WORK INSTRUCTIONS
Write out the part of the forum thread on tuning an R32 Skyline that runs from "## MostH8D (Jun" to "(Aug 14, 2007)", word for word.

TEXT BLOCK
....................
# Tuning 89 R32 GTST 2 LTR



## R32GTST 2ltr (Feb 21, 2007)

Hi 
I was wondering what i should add next to my skyline
i already have a blitz down pipe and rear 5 inch pipe and i have decat it. I also have fitted a Blitz induction Kit. Uprated clutch.
any ideas that i can easily fit


----------



## CrimsonSR20DE (Sep 26, 2007)

I wish i had that problem.


----------



## R32GTST 2ltr (Feb 21, 2007)

Any one have any idea's ????????????


----------



## MostH8D (Jun 8, 2008)

rb20?

hmmm....the australian forums have a section dedicated to the rb20...best bet is to look there.

also check out your local forums..they are pretty good for skyline info.


----------



## Shadao (Aug 14, 2007)

there is a uk GTR and skyline site... im sure you can find all you are looking for in there...

what i would doo next is get a bigger turbo(not huge but a rb25 neo turbo should do the trick), bigger fmic and get your ECU re-flashed...

those mods should get you to around 250-300whp, next id get some good suspension parts and a good LSD... if you plan on drifting you should get a 2-way LSD but if you want to track it and drive on the streets get a 1.5-way as they are easier to get used to using compared to the 2-way LSD


----------



## MajorTom-s13-rb20det (Jan 6, 2009)
....................
SUPPLIED MATERIAL

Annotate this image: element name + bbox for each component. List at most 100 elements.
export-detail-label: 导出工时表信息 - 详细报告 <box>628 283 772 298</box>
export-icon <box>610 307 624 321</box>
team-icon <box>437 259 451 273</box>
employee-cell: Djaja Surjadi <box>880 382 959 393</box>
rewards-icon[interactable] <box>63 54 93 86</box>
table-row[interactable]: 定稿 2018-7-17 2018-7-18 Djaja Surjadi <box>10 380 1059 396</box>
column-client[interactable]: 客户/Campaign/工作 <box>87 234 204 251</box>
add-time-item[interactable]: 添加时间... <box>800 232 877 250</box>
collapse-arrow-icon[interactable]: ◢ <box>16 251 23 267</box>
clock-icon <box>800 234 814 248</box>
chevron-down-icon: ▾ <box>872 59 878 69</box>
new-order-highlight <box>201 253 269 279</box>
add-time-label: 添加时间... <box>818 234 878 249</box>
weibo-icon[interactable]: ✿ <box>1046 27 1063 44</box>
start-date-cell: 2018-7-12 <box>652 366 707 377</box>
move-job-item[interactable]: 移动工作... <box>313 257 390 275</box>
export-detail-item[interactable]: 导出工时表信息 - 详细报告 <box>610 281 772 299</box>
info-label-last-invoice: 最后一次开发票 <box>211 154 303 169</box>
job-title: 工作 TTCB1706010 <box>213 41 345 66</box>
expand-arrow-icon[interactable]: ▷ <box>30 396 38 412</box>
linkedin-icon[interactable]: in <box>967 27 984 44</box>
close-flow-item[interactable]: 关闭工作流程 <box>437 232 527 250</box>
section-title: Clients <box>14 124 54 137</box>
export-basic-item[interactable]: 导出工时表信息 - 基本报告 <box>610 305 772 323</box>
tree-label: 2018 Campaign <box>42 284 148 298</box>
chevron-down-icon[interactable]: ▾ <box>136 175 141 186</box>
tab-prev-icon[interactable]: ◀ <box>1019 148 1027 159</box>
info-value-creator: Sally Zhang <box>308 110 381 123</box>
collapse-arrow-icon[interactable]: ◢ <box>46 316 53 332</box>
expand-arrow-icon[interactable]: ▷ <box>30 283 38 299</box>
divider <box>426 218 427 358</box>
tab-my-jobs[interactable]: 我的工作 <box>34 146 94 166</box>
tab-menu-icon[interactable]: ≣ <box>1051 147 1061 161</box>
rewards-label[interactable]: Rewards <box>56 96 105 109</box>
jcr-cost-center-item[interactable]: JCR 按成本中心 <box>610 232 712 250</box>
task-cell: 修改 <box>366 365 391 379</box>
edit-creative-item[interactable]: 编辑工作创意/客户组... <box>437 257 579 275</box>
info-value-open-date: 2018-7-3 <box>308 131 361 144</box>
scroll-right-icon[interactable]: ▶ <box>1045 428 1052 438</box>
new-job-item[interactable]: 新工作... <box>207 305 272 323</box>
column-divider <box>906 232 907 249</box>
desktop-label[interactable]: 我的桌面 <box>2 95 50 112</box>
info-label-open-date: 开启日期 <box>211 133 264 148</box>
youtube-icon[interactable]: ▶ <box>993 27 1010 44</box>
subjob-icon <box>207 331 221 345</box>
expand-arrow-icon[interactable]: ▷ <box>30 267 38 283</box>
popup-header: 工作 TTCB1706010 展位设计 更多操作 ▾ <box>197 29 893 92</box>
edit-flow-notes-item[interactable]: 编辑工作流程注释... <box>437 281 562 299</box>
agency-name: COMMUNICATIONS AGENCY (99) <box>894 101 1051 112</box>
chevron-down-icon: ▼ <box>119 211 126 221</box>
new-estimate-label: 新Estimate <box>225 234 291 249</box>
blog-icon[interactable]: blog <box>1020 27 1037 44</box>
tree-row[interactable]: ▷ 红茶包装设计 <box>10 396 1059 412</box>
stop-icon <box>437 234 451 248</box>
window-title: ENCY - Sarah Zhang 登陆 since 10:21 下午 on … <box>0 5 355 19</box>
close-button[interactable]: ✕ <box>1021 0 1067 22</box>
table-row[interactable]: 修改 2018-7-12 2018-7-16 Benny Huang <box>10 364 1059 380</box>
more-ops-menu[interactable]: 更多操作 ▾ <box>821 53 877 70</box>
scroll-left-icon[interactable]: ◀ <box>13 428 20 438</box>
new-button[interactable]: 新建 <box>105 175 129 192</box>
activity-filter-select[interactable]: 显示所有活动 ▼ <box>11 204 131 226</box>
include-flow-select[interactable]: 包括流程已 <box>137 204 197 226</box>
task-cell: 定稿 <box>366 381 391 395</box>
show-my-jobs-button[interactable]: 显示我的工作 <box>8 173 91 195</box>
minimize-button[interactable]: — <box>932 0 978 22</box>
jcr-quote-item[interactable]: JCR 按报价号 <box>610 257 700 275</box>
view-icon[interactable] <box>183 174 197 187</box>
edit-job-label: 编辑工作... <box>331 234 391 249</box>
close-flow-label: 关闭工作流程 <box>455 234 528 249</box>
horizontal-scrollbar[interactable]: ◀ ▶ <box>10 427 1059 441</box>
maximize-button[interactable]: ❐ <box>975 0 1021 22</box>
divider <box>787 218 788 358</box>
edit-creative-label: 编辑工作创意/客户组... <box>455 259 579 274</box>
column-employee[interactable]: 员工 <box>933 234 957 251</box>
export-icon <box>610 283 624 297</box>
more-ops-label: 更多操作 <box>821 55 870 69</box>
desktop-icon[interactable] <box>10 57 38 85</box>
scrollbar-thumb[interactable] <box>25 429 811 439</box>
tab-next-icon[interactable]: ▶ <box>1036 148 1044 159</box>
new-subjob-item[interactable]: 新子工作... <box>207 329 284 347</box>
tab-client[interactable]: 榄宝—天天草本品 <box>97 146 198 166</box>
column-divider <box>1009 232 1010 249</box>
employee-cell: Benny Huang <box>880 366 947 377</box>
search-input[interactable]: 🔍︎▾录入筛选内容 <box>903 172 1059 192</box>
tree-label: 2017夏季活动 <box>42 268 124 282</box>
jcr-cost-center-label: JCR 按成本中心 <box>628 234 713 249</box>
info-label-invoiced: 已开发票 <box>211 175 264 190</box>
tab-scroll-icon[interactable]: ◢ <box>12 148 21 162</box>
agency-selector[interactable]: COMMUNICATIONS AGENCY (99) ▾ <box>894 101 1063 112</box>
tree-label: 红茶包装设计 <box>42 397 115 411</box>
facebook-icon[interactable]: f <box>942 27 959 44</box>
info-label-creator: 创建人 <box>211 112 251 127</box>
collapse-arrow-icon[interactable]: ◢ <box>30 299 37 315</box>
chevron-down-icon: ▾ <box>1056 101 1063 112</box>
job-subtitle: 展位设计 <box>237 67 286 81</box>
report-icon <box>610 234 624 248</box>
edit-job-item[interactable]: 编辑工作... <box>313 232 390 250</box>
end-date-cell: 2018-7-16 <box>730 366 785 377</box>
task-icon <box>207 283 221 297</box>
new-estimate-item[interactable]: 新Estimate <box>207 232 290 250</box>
....................
RESULT OF THE TASK
## MostH8D (Jun 8, 2008)

rb20?

hmmm....the australian forums have a section dedicated to the rb20...best bet is to look there.

also check out your local forums..they are pretty good for skyline info.


----------



## Shadao (Aug 14, 2007)